What is being asked: Count how many lines contain the word "средств". Please give only the number.

Record extracts:
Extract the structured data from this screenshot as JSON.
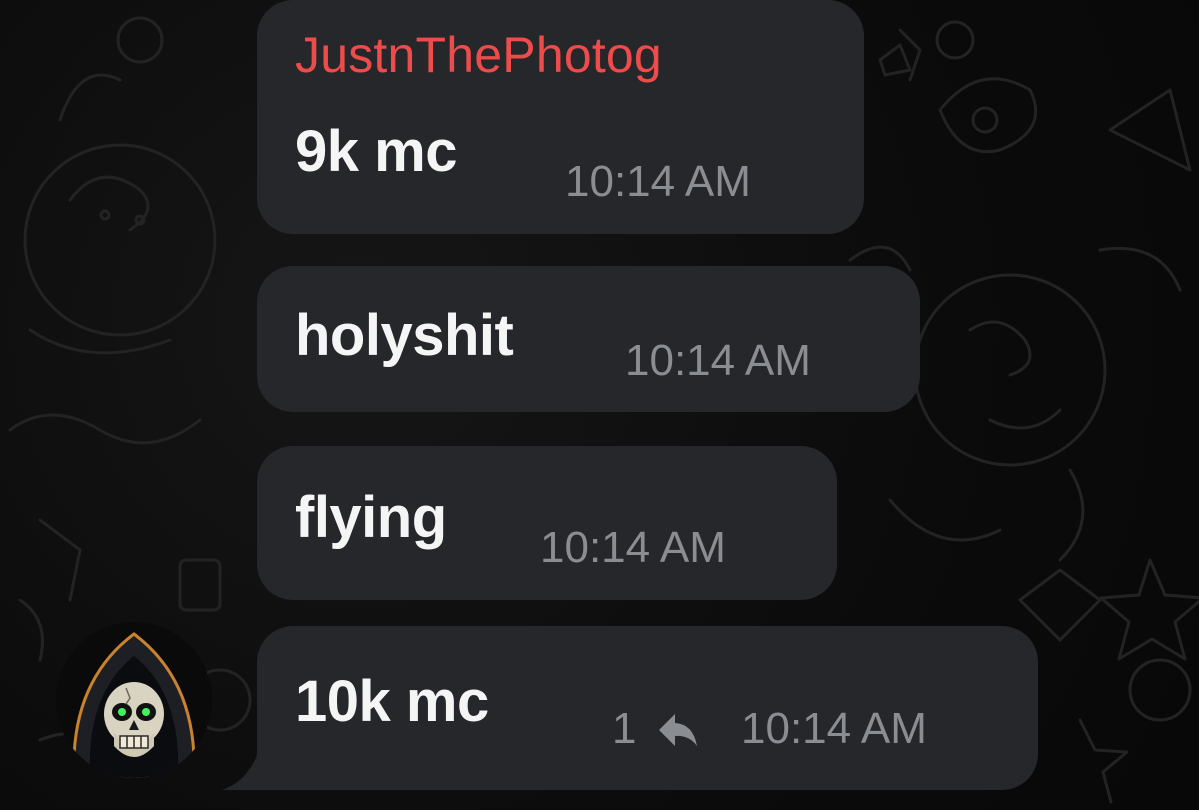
{
  "messages": [
    {
      "sender": "JustnThePhotog",
      "text": "9k mc",
      "time": "10:14 AM"
    },
    {
      "text": "holyshit",
      "time": "10:14 AM"
    },
    {
      "text": "flying",
      "time": "10:14 AM"
    },
    {
      "text": "10k mc",
      "time": "10:14 AM",
      "reply_count": "1",
      "reply_icon": "reply-icon"
    }
  ],
  "avatar": {
    "icon": "hooded-skull-avatar"
  },
  "colors": {
    "bubble": "#25272b",
    "sender_name": "#ee4b4b",
    "message_text": "#f5f5f5",
    "timestamp": "#8a8d92",
    "background": "#0d0d0d"
  }
}
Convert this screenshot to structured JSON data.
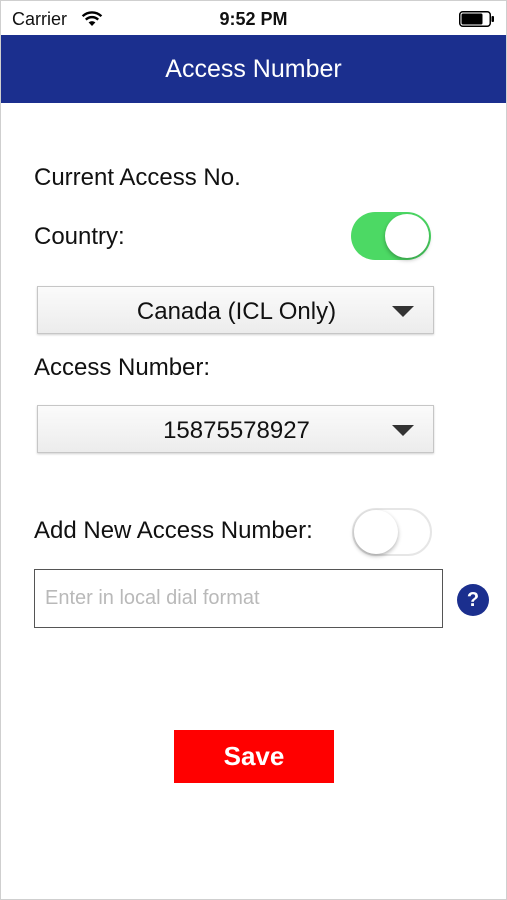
{
  "status_bar": {
    "carrier": "Carrier",
    "time": "9:52 PM",
    "wifi_icon": "wifi-icon",
    "battery_icon": "battery-icon"
  },
  "header": {
    "title": "Access Number",
    "background_color": "#1b2f8e"
  },
  "form": {
    "current_access_label": "Current Access No.",
    "country_label": "Country:",
    "country_toggle_on": true,
    "country_select_value": "Canada (ICL Only)",
    "access_number_label": "Access Number:",
    "access_number_value": "15875578927",
    "add_new_label": "Add New Access Number:",
    "add_new_toggle_on": false,
    "new_number_value": "",
    "new_number_placeholder": "Enter in local dial format",
    "help_label": "?",
    "save_label": "Save"
  },
  "colors": {
    "toggle_on": "#4cd964",
    "save_button": "#ff0000",
    "help_button": "#1b2f8e"
  }
}
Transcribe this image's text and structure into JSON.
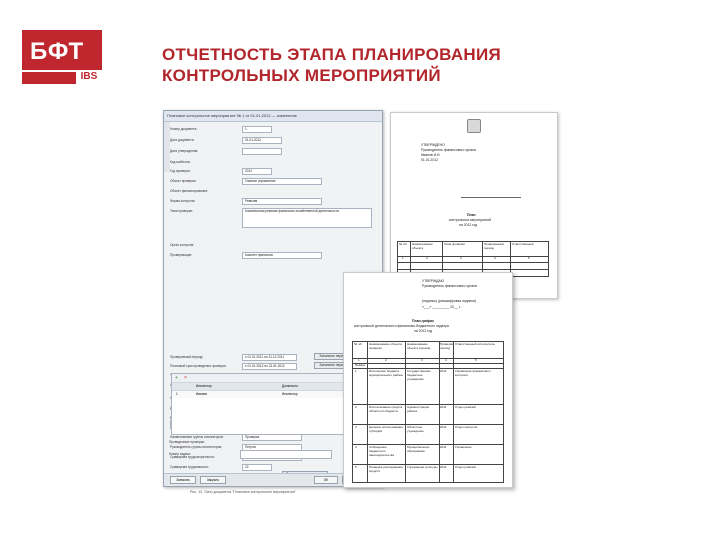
{
  "logo": {
    "text": "БФТ",
    "tag": "IBS",
    "color": "#c0262d"
  },
  "slide": {
    "title_line1": "ОТЧЕТНОСТЬ ЭТАПА ПЛАНИРОВАНИЯ",
    "title_line2": "КОНТРОЛЬНЫХ МЕРОПРИЯТИЙ",
    "accent_color": "#b2252b"
  },
  "form_window": {
    "title": "Плановое контрольное мероприятие № 1 от 01.01.2012 — изменение",
    "fields": [
      {
        "label": "Номер документа:",
        "value": "1"
      },
      {
        "label": "Дата документа:",
        "value": "01.01.2012"
      },
      {
        "label": "Дата утверждения:",
        "value": ""
      },
      {
        "label": "Код шаблона:",
        "value": ""
      },
      {
        "label": "Год проверки:",
        "value": "2012"
      },
      {
        "label": "Объект проверки:",
        "value": "Главное управление"
      },
      {
        "label": "Объект финансирования:",
        "value": ""
      },
      {
        "label": "Форма контроля:",
        "value": "Ревизия"
      },
      {
        "label": "Тема проверки:",
        "value": "Комплексная ревизия финансово-хозяйственной деятельности"
      },
      {
        "label": "Орган контроля:",
        "value": ""
      },
      {
        "label": "Проверяющие:",
        "value": "Комитет финансов"
      },
      {
        "label": "Проверяемый период:",
        "value": "с 01.01.2011 по 31.12.2011"
      },
      {
        "label": "Плановый срок проведения проверки:",
        "value": "с 01.01.2012 по 31.01.2012"
      },
      {
        "label": "Фактический срок:",
        "value": ""
      },
      {
        "label": "Основание (правовой документ):",
        "value": ""
      },
      {
        "label": "Ответственный исполнитель:",
        "value": "Иванов"
      },
      {
        "label": "Должность исполнителя:",
        "value": "Инспектор"
      },
      {
        "label": "Выполнение плана:",
        "value": "нет"
      }
    ],
    "buttons": {
      "select_period": "Заполнить период",
      "fill_period2": "Заполнить период",
      "legal_basis": "Выбрать правовой документ"
    },
    "tabs": [
      "Журнал согласования",
      "Описание проверки"
    ],
    "sub_fields": [
      {
        "label": "Наименование группы инспекторов:",
        "value": "Проверка"
      },
      {
        "label": "Руководитель группы инспекторов:",
        "value": "Петров"
      },
      {
        "label": "Суммарная трудозатратность:",
        "value": "Комплексная"
      },
      {
        "label": "Суммарная трудоемкость:",
        "value": "22"
      }
    ],
    "sub_button": "Рассчитать трудозатраты",
    "grid": {
      "headers": [
        "Инспектор",
        "Должность"
      ],
      "rows": [
        {
          "num": "1",
          "name": "Иванов",
          "role": "Инспектор"
        }
      ]
    },
    "bottom_labels": [
      "Проведенные проверки:",
      "Номер задачи:"
    ],
    "bottom_buttons": [
      "Записать",
      "Закрыть",
      "OK",
      "Отмена"
    ]
  },
  "doc_plan": {
    "header_left": "УТВЕРЖДЕНО",
    "header_lines": [
      "Руководитель финансового органа",
      "Иванов И.И.",
      "01.01.2012"
    ],
    "title": "План",
    "subtitle": "контрольных мероприятий",
    "period": "на 2012 год",
    "columns": [
      "№ п/п",
      "Наименование объекта",
      "Тема проверки",
      "Проверяемый период",
      "Ответственный"
    ],
    "col_nums": [
      "1",
      "2",
      "3",
      "4",
      "5"
    ]
  },
  "doc_schedule": {
    "approve": "УТВЕРЖДАЮ",
    "approve_lines": [
      "Руководитель финансового органа",
      "(подпись) (расшифровка подписи)",
      "«___» _________ 20__ г."
    ],
    "title": "План-график",
    "subtitle": "контрольной деятельности финансово-бюджетного надзора",
    "period": "на 2012 год",
    "columns": [
      "№ п/п",
      "Наименование объекта проверки",
      "Наименование объекта (органа)",
      "Проверяемый период",
      "Ответственный исполнитель"
    ],
    "col_nums": [
      "1",
      "2",
      "3",
      "4",
      "5"
    ],
    "section": "Январь",
    "rows": [
      {
        "num": "1",
        "c2": "Исполнение бюджета муниципального района",
        "c3": "Государственное бюджетное учреждение",
        "c4": "2011",
        "c5": "Управление финансового контроля"
      },
      {
        "num": "2",
        "c2": "Использование средств областного бюджета",
        "c3": "Администрация района",
        "c4": "2011",
        "c5": "Отдел ревизий"
      },
      {
        "num": "3",
        "c2": "Целевое использование субсидий",
        "c3": "Областное учреждение",
        "c4": "2011",
        "c5": "Отдел контроля"
      },
      {
        "num": "4",
        "c2": "Соблюдение бюджетного законодательства",
        "c3": "Муниципальное образование",
        "c4": "2011",
        "c5": "Управление"
      },
      {
        "num": "5",
        "c2": "Проверка расходования средств",
        "c3": "Учреждение культуры",
        "c4": "2011",
        "c5": "Отдел ревизий"
      }
    ]
  },
  "caption": "Рис. 12. Окно документа \"Плановое контрольное мероприятие\""
}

Result for this exercise: 2